_Task instructions_
Filter the entries below, keeping only lines with "Breakthrough".

Information shown below:

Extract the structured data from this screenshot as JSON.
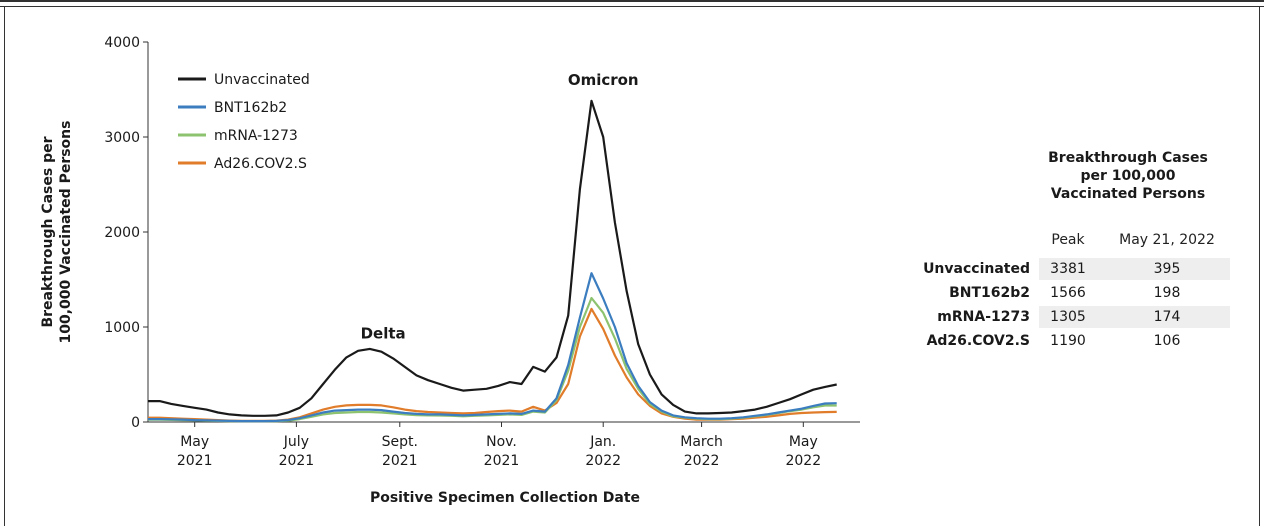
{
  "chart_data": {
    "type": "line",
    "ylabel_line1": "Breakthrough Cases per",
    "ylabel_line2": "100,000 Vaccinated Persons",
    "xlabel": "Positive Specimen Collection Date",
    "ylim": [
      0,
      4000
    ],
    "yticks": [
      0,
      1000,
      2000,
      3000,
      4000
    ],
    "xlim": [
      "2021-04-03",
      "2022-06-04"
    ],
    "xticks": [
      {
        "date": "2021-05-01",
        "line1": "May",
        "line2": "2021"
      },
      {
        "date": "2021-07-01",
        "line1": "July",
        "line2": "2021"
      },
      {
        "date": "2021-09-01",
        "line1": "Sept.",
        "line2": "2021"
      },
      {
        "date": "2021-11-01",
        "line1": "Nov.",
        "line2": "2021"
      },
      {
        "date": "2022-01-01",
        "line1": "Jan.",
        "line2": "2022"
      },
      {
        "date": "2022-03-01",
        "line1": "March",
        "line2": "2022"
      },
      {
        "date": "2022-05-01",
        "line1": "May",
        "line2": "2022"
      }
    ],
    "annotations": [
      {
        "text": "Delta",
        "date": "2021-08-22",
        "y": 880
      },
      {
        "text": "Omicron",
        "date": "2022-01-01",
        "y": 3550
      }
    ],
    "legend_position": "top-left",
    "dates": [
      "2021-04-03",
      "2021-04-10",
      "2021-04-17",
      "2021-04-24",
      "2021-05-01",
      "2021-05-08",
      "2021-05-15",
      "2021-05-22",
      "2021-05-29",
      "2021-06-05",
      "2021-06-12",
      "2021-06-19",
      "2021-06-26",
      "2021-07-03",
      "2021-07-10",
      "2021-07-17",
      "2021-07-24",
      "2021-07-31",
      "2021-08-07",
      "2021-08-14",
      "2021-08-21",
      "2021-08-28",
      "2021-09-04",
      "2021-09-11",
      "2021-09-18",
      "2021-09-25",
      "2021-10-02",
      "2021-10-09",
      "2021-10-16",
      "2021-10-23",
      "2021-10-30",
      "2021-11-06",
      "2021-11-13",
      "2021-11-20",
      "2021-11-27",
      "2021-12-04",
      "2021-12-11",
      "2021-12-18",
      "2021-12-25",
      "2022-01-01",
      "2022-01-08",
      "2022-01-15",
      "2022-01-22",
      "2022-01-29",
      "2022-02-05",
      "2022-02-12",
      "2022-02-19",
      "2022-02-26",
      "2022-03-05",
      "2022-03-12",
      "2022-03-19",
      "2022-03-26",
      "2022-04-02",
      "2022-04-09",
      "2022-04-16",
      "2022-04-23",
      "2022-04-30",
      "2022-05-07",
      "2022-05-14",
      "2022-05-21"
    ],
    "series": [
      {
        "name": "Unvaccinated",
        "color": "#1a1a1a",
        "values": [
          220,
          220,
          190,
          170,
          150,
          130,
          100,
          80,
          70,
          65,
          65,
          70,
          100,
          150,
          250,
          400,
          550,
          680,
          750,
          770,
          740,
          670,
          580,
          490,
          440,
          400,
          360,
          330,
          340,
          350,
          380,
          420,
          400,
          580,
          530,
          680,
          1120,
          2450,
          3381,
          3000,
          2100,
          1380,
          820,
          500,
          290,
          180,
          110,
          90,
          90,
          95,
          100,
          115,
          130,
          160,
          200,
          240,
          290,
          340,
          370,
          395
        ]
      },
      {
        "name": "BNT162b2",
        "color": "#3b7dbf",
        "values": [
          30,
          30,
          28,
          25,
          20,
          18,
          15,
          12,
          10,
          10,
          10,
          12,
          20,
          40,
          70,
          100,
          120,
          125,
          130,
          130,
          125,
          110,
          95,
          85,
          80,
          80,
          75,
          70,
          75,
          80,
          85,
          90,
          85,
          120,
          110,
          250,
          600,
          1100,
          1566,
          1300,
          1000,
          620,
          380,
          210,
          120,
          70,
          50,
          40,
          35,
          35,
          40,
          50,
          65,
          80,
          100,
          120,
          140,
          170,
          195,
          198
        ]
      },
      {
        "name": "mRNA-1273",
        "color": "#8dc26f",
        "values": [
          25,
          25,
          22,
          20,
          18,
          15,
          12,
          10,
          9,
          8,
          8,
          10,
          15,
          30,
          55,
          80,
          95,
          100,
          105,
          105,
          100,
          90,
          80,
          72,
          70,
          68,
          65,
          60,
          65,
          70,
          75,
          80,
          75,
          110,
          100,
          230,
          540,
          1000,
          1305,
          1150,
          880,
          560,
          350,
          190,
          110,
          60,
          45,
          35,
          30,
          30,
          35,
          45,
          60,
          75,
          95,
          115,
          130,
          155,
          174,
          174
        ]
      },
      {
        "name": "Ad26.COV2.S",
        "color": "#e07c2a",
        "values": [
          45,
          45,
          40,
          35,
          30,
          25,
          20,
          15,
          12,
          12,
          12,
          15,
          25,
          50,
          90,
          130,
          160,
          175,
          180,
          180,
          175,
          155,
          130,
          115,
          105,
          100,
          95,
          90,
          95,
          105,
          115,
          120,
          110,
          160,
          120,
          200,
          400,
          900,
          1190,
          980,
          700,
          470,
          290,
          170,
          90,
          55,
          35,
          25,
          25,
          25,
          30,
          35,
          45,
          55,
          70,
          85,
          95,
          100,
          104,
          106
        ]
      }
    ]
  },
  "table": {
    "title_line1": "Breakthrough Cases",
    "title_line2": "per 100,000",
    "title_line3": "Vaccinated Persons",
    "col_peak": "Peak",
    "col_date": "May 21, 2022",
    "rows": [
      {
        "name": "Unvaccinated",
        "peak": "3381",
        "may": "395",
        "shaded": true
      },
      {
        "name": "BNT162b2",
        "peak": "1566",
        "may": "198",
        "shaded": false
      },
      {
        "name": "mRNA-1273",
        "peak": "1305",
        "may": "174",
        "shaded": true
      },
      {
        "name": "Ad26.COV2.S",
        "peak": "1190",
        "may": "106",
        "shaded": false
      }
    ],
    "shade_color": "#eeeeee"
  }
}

End of Information shown.
Information shown below:

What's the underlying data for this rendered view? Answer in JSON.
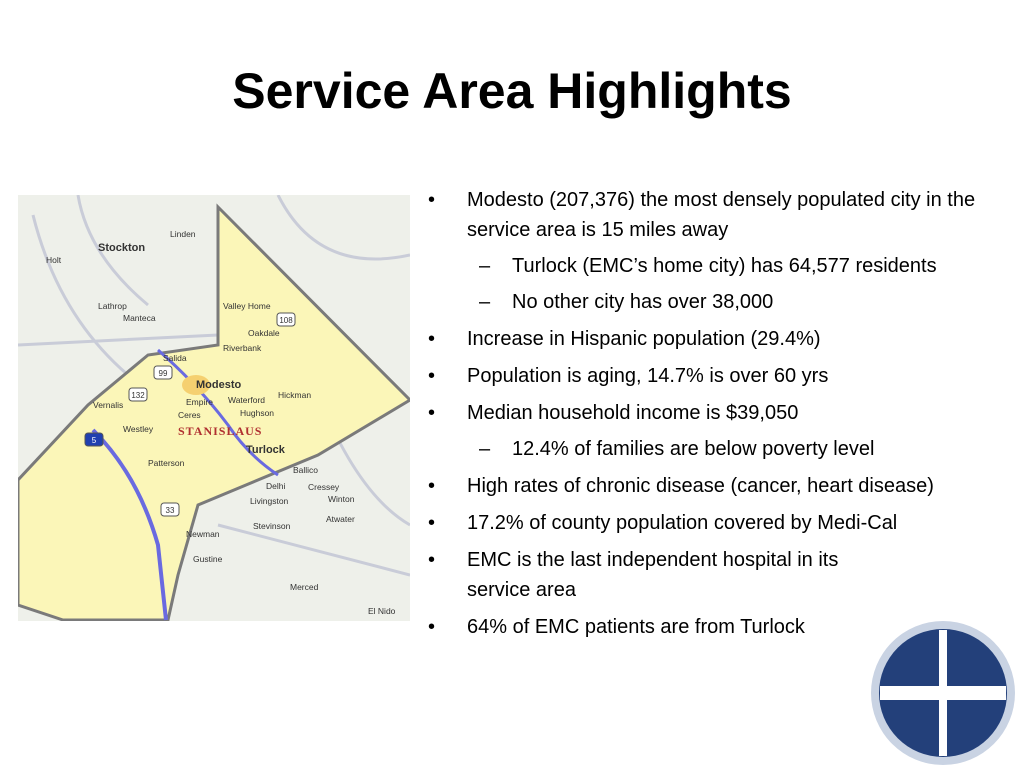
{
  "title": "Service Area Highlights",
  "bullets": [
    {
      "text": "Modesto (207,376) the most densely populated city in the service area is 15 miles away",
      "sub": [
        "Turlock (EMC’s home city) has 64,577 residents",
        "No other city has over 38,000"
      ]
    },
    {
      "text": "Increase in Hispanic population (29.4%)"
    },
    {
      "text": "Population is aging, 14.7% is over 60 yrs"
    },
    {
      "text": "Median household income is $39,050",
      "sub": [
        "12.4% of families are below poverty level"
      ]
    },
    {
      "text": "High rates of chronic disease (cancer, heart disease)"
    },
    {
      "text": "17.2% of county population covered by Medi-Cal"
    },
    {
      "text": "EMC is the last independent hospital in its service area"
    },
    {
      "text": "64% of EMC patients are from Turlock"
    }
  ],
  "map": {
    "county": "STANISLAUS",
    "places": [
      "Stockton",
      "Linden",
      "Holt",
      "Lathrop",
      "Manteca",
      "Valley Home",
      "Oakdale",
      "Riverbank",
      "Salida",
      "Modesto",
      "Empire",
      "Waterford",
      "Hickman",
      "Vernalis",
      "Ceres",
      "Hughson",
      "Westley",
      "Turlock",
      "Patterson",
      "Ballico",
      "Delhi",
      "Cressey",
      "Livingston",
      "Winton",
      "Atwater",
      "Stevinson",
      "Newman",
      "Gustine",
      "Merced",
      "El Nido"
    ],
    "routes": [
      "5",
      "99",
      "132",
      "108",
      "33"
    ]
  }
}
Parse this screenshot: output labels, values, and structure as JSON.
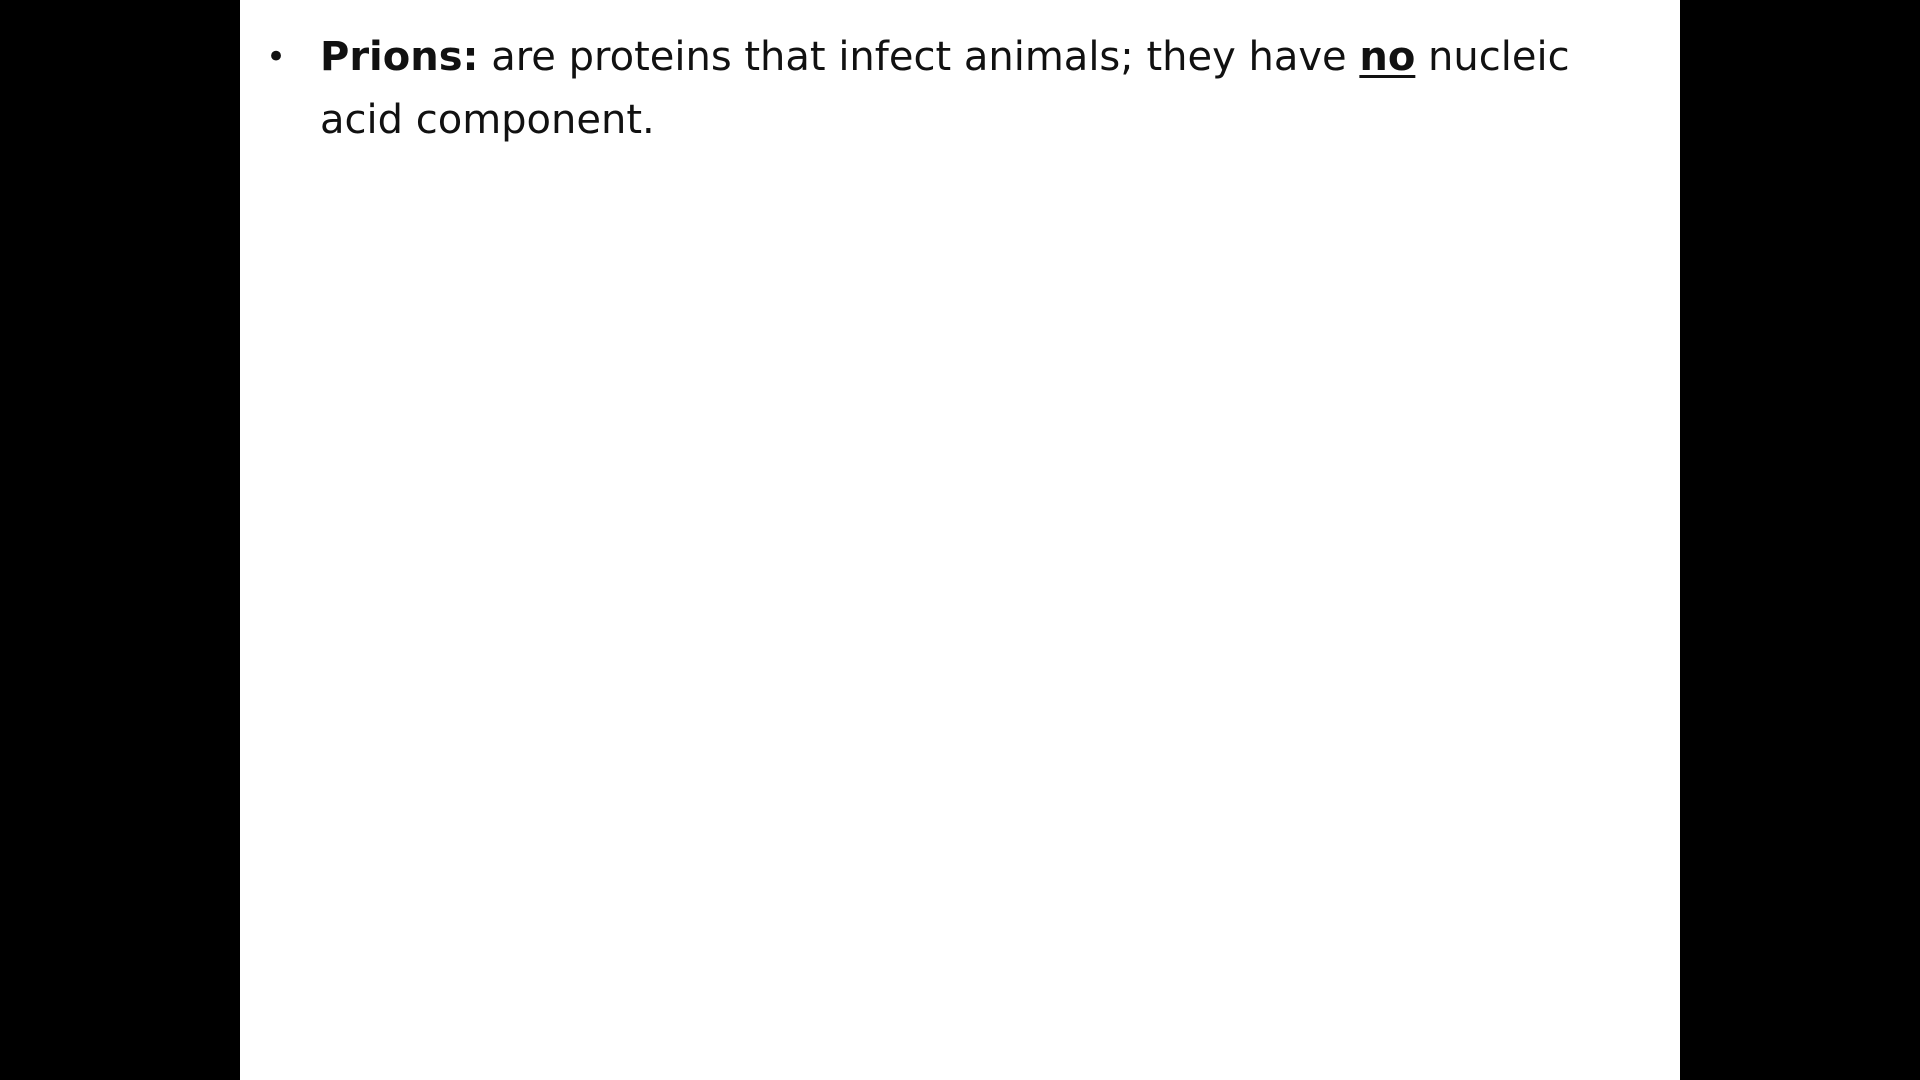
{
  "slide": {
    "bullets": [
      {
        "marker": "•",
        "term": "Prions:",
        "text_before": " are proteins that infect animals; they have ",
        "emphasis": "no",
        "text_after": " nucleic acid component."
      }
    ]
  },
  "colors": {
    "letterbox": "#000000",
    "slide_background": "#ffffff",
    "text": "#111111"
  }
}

End of Information shown.

_Reply_
    "ylabel_line1": "Breakthrough Cases per",
    "title_line1": "Breakthrough Cases",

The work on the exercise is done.